Challenge
Copy all of the material below exactly.

= = = =

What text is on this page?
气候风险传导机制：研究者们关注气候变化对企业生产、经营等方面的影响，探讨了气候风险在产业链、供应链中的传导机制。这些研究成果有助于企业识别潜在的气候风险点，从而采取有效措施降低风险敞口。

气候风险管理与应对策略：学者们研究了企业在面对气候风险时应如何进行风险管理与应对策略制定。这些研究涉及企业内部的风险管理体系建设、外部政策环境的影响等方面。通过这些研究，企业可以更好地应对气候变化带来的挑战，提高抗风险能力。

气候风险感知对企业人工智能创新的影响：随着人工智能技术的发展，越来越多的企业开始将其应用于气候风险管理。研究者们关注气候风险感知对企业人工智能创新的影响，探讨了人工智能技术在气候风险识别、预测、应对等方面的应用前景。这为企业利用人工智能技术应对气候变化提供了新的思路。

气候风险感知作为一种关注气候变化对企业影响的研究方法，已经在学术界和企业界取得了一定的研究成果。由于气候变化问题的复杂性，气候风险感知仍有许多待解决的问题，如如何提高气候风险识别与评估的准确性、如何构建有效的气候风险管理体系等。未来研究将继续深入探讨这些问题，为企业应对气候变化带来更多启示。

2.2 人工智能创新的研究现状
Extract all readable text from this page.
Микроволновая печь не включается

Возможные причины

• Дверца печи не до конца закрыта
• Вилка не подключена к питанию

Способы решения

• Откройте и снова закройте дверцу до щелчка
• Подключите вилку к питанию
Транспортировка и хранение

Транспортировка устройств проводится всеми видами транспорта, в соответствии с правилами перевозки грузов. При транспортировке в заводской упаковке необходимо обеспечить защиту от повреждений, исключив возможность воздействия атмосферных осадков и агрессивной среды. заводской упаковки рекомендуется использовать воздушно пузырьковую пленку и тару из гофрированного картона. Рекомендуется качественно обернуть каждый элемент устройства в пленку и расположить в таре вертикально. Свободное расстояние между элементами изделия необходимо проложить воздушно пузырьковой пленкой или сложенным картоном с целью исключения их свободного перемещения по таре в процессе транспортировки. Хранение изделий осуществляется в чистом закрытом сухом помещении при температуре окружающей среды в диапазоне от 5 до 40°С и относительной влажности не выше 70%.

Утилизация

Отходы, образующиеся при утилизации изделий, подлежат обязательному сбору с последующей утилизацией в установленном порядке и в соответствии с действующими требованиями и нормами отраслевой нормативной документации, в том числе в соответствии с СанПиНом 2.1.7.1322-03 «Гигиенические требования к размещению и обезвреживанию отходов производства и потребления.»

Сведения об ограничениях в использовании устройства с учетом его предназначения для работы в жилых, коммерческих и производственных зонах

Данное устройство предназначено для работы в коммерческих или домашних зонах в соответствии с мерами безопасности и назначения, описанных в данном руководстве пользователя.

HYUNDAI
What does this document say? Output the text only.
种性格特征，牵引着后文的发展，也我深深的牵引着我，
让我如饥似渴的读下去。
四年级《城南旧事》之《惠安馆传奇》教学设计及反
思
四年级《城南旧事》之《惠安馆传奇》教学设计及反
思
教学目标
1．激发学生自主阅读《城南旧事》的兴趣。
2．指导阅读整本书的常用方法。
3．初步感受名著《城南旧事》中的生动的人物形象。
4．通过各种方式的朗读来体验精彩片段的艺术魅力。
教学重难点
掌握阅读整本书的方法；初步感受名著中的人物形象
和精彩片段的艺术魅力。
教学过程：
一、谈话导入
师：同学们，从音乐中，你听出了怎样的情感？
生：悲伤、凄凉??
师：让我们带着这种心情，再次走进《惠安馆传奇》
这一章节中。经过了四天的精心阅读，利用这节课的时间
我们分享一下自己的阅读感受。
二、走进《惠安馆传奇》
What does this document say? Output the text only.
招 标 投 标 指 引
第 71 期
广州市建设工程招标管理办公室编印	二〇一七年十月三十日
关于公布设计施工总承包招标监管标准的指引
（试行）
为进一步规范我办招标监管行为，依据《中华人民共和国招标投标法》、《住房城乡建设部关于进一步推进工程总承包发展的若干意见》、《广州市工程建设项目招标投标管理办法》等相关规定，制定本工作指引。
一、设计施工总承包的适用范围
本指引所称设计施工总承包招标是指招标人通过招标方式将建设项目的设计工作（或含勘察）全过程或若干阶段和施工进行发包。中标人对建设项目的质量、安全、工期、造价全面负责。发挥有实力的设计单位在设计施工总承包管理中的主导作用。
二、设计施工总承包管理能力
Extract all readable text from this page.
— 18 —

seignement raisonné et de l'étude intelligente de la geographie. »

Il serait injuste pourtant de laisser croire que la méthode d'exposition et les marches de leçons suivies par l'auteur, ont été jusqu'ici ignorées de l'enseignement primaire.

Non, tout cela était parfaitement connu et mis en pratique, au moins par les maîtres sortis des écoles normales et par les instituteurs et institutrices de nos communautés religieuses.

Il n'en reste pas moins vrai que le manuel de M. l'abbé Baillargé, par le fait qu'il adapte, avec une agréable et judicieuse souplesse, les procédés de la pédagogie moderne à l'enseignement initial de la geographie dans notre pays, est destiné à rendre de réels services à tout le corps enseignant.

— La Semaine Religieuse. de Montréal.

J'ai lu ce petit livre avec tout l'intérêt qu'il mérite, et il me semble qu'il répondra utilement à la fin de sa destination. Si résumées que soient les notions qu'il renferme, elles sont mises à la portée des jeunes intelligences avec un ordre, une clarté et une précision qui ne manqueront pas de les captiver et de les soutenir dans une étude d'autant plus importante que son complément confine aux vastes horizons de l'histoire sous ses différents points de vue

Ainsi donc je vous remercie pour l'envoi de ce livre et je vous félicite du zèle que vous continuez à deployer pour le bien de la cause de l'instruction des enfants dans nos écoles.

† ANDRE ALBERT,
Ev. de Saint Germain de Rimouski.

= = = =

In response
What text is on this page?
气候风险传导机制：研究者们关注气候变化对企业生产、经营等方面的影响，探讨了气候风险在产业链、供应链中的传导机制。这些研究成果有助于企业识别潜在的气候风险点，从而采取有效措施降低风险敞口。

气候风险管理与应对策略：学者们研究了企业在面对气候风险时应如何进行风险管理与应对策略制定。这些研究涉及企业内部的风险管理体系建设、外部政策环境的影响等方面。通过这些研究，企业可以更好地应对气候变化带来的挑战，提高抗风险能力。

气候风险感知对企业人工智能创新的影响：随着人工智能技术的发展，越来越多的企业开始将其应用于气候风险管理。研究者们关注气候风险感知对企业人工智能创新的影响，探讨了人工智能技术在气候风险识别、预测、应对等方面的应用前景。这为企业利用人工智能技术应对气候变化提供了新的思路。

气候风险感知作为一种关注气候变化对企业影响的研究方法，已经在学术界和企业界取得了一定的研究成果。由于气候变化问题的复杂性，气候风险感知仍有许多待解决的问题，如如何提高气候风险识别与评估的准确性、如何构建有效的气候风险管理体系等。未来研究将继续深入探讨这些问题，为企业应对气候变化带来更多启示。

2.2 人工智能创新的研究现状
Extract all readable text from this page.
Микроволновая печь не включается

Возможные причины

• Дверца печи не до конца закрыта
• Вилка не подключена к питанию

Способы решения

• Откройте и снова закройте дверцу до щелчка
• Подключите вилку к питанию
Транспортировка и хранение

Транспортировка устройств проводится всеми видами транспорта, в соответствии с правилами перевозки грузов. При транспортировке в заводской упаковке необходимо обеспечить защиту от повреждений, исключив возможность воздействия атмосферных осадков и агрессивной среды. заводской упаковки рекомендуется использовать воздушно пузырьковую пленку и тару из гофрированного картона. Рекомендуется качественно обернуть каждый элемент устройства в пленку и расположить в таре вертикально. Свободное расстояние между элементами изделия необходимо проложить воздушно пузырьковой пленкой или сложенным картоном с целью исключения их свободного перемещения по таре в процессе транспортировки. Хранение изделий осуществляется в чистом закрытом сухом помещении при температуре окружающей среды в диапазоне от 5 до 40°С и относительной влажности не выше 70%.

Утилизация

Отходы, образующиеся при утилизации изделий, подлежат обязательному сбору с последующей утилизацией в установленном порядке и в соответствии с действующими требованиями и нормами отраслевой нормативной документации, в том числе в соответствии с СанПиНом 2.1.7.1322-03 «Гигиенические требования к размещению и обезвреживанию отходов производства и потребления.»

Сведения об ограничениях в использовании устройства с учетом его предназначения для работы в жилых, коммерческих и производственных зонах

Данное устройство предназначено для работы в коммерческих или домашних зонах в соответствии с мерами безопасности и назначения, описанных в данном руководстве пользователя.

HYUNDAI
What does this document say? Output the text only.
种性格特征，牵引着后文的发展，也我深深的牵引着我，
让我如饥似渴的读下去。
四年级《城南旧事》之《惠安馆传奇》教学设计及反
思
四年级《城南旧事》之《惠安馆传奇》教学设计及反
思
教学目标
1．激发学生自主阅读《城南旧事》的兴趣。
2．指导阅读整本书的常用方法。
3．初步感受名著《城南旧事》中的生动的人物形象。
4．通过各种方式的朗读来体验精彩片段的艺术魅力。
教学重难点
掌握阅读整本书的方法；初步感受名著中的人物形象
和精彩片段的艺术魅力。
教学过程：
一、谈话导入
师：同学们，从音乐中，你听出了怎样的情感？
生：悲伤、凄凉??
师：让我们带着这种心情，再次走进《惠安馆传奇》
这一章节中。经过了四天的精心阅读，利用这节课的时间
我们分享一下自己的阅读感受。
二、走进《惠安馆传奇》
What does this document say? Output the text only.
招 标 投 标 指 引
第 71 期
广州市建设工程招标管理办公室编印	二〇一七年十月三十日
关于公布设计施工总承包招标监管标准的指引
（试行）
为进一步规范我办招标监管行为，依据《中华人民共和国招标投标法》、《住房城乡建设部关于进一步推进工程总承包发展的若干意见》、《广州市工程建设项目招标投标管理办法》等相关规定，制定本工作指引。
一、设计施工总承包的适用范围
本指引所称设计施工总承包招标是指招标人通过招标方式将建设项目的设计工作（或含勘察）全过程或若干阶段和施工进行发包。中标人对建设项目的质量、安全、工期、造价全面负责。发挥有实力的设计单位在设计施工总承包管理中的主导作用。
二、设计施工总承包管理能力
Extract all readable text from this page.
— 18 —

seignement raisonné et de l'étude intelligente de la geographie. »

Il serait injuste pourtant de laisser croire que la méthode d'exposition et les marches de leçons suivies par l'auteur, ont été jusqu'ici ignorées de l'enseignement primaire.

Non, tout cela était parfaitement connu et mis en pratique, au moins par les maîtres sortis des écoles normales et par les instituteurs et institutrices de nos communautés religieuses.

Il n'en reste pas moins vrai que le manuel de M. l'abbé Baillargé, par le fait qu'il adapte, avec une agréable et judicieuse souplesse, les procédés de la pédagogie moderne à l'enseignement initial de la geographie dans notre pays, est destiné à rendre de réels services à tout le corps enseignant.

— La Semaine Religieuse. de Montréal.

J'ai lu ce petit livre avec tout l'intérêt qu'il mérite, et il me semble qu'il répondra utilement à la fin de sa destination. Si résumées que soient les notions qu'il renferme, elles sont mises à la portée des jeunes intelligences avec un ordre, une clarté et une précision qui ne manqueront pas de les captiver et de les soutenir dans une étude d'autant plus importante que son complément confine aux vastes horizons de l'histoire sous ses différents points de vue

Ainsi donc je vous remercie pour l'envoi de ce livre et je vous félicite du zèle que vous continuez à deployer pour le bien de la cause de l'instruction des enfants dans nos écoles.

† ANDRE ALBERT,
Ev. de Saint Germain de Rimouski.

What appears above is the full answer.